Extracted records
+---+

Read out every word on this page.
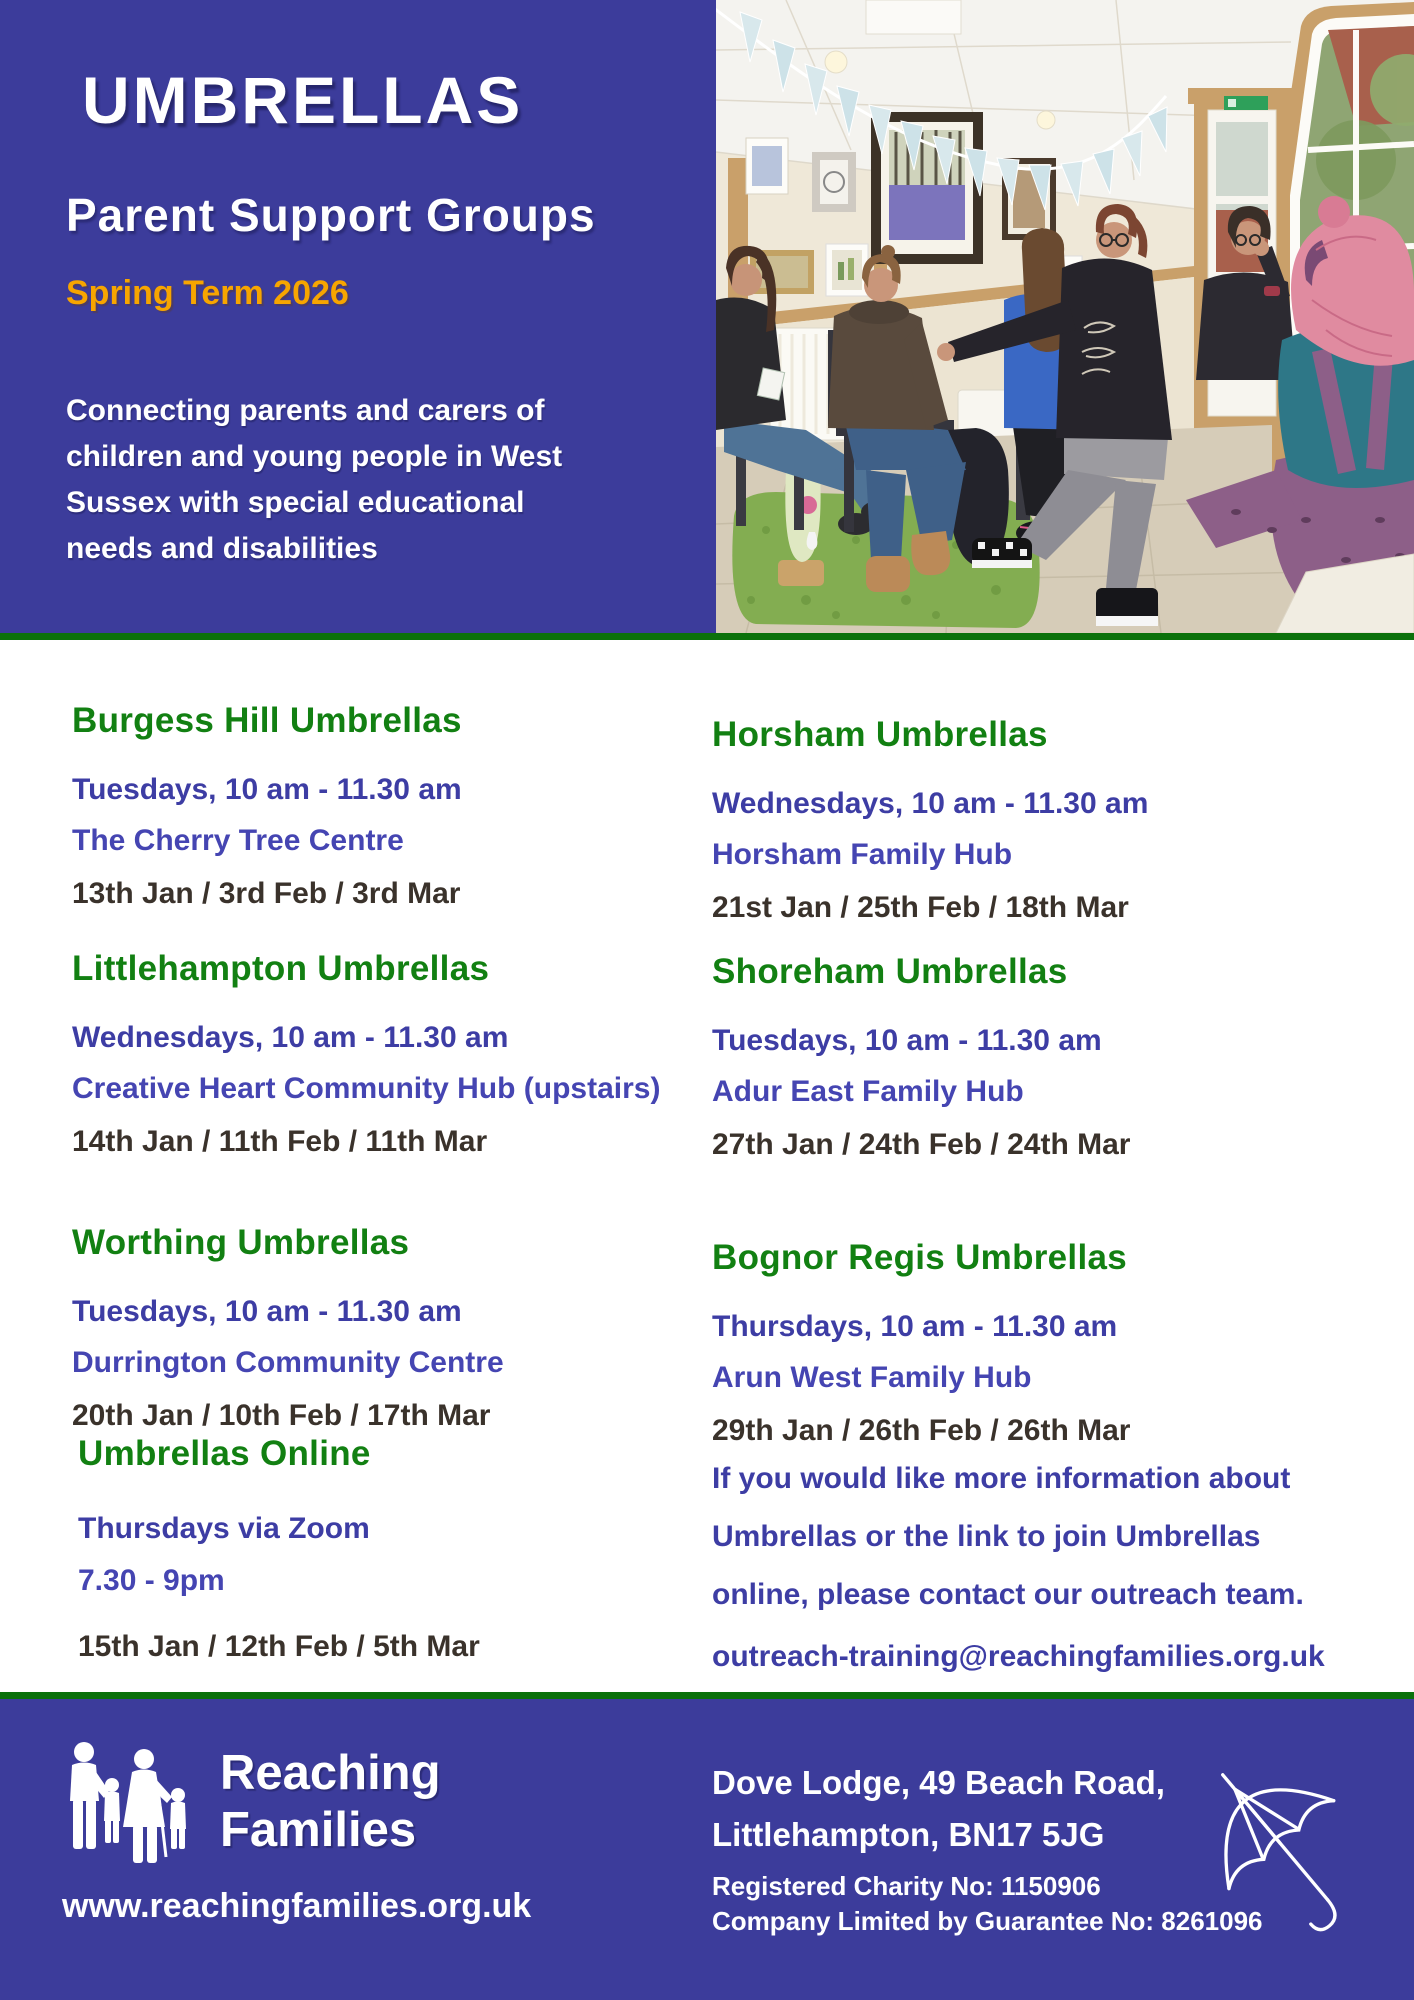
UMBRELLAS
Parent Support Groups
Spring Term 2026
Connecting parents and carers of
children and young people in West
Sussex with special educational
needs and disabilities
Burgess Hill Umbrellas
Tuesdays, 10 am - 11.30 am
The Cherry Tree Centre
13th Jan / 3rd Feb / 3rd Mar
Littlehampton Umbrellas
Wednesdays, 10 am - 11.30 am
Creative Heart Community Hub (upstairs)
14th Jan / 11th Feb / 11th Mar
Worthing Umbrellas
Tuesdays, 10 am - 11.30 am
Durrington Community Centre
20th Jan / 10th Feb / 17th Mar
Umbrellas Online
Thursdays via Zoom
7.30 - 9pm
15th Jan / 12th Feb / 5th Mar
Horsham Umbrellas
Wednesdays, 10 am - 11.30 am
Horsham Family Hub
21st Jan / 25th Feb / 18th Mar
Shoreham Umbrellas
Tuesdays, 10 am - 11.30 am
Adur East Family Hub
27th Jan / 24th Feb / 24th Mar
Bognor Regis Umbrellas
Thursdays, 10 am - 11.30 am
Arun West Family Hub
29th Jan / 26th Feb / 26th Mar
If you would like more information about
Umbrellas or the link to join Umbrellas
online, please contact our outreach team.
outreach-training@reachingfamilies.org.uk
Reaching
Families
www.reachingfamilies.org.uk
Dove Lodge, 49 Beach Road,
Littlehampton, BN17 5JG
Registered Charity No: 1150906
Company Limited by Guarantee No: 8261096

+---+

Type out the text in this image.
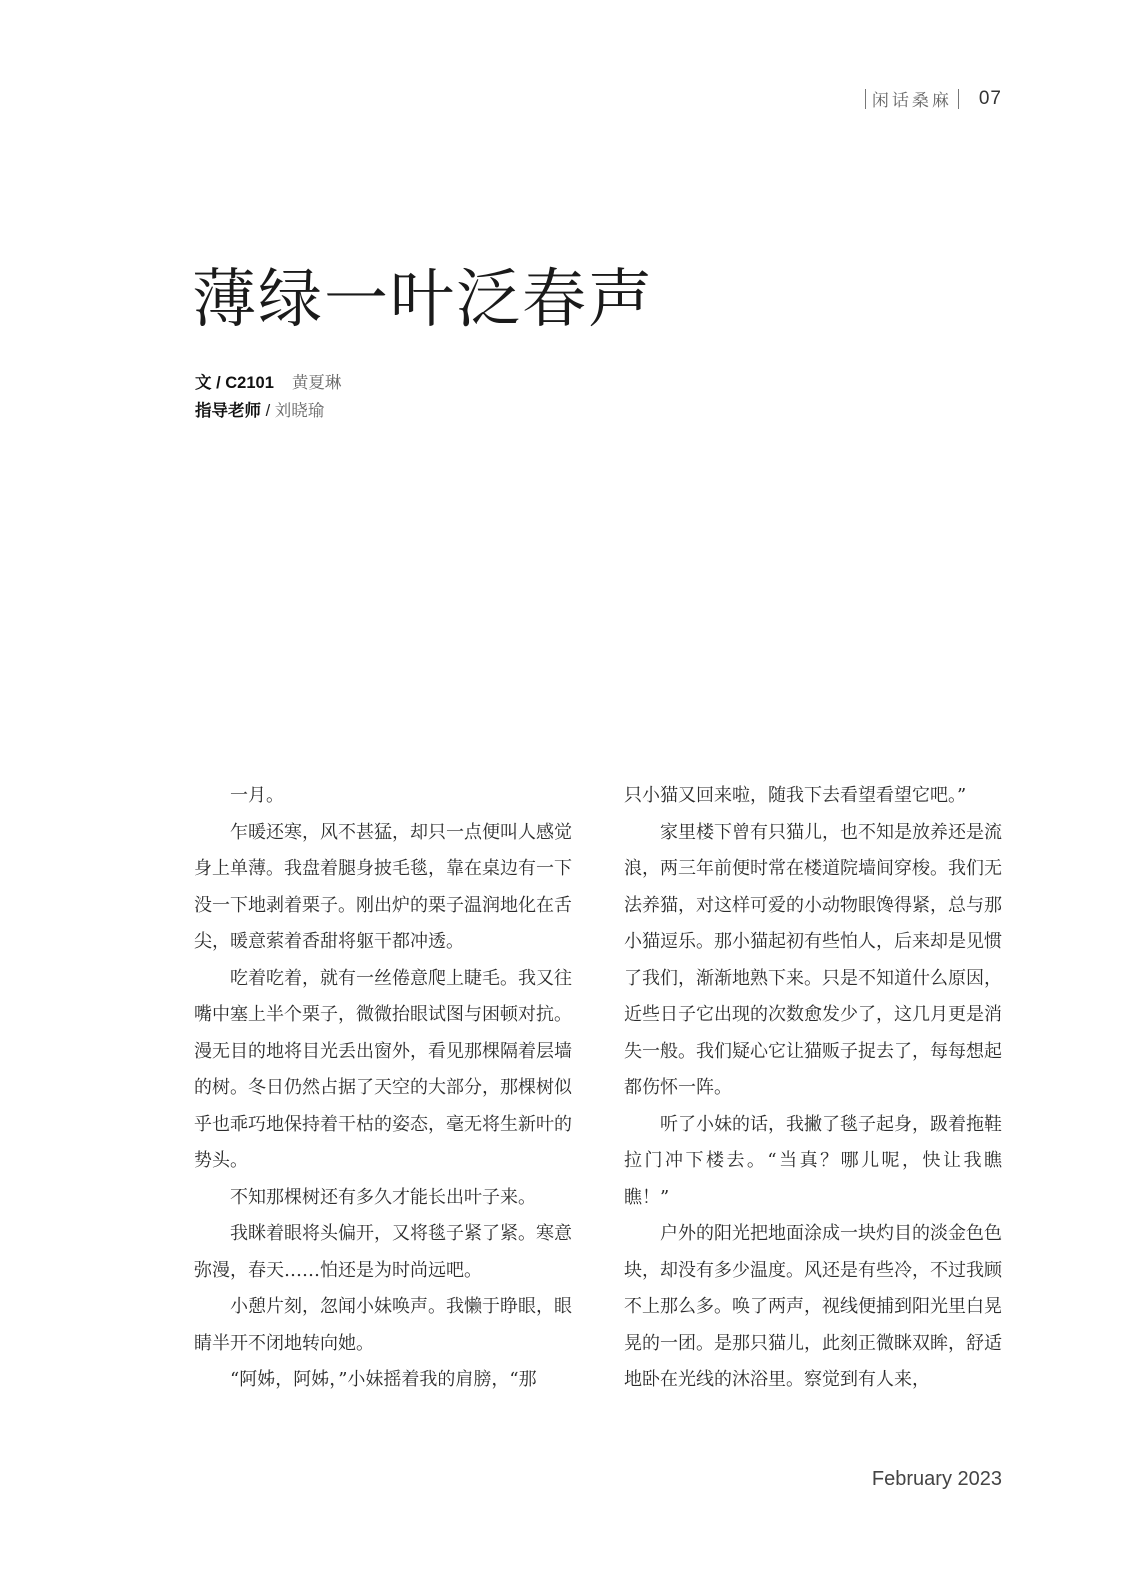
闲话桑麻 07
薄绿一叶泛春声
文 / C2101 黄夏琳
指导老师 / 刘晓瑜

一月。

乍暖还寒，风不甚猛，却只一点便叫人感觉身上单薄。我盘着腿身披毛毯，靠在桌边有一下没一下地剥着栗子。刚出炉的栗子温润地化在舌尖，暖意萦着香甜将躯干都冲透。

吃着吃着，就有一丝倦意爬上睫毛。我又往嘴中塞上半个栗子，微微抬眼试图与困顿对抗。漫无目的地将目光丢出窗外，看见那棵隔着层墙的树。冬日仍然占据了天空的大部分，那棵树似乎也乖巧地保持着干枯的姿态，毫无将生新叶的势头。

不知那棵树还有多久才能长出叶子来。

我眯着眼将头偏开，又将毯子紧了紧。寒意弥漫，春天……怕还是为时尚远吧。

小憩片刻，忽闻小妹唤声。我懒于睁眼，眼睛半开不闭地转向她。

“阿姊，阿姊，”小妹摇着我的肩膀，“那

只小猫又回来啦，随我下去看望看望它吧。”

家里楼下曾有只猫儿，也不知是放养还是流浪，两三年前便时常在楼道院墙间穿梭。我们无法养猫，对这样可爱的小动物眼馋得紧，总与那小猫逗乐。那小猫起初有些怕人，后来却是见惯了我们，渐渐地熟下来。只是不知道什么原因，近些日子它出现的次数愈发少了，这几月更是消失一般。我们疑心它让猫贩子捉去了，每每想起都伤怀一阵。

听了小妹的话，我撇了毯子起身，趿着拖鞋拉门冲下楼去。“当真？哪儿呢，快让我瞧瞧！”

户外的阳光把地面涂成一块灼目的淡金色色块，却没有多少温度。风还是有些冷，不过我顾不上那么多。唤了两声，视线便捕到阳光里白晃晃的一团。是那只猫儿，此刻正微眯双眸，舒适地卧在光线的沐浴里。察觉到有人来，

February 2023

+---+

WORK TO BE COMPLETED:
Return all lines of the material above in which the word "this" occurs.

WRITTEN RESPONSE:
Read out every word on this page.
Type out the text in this image.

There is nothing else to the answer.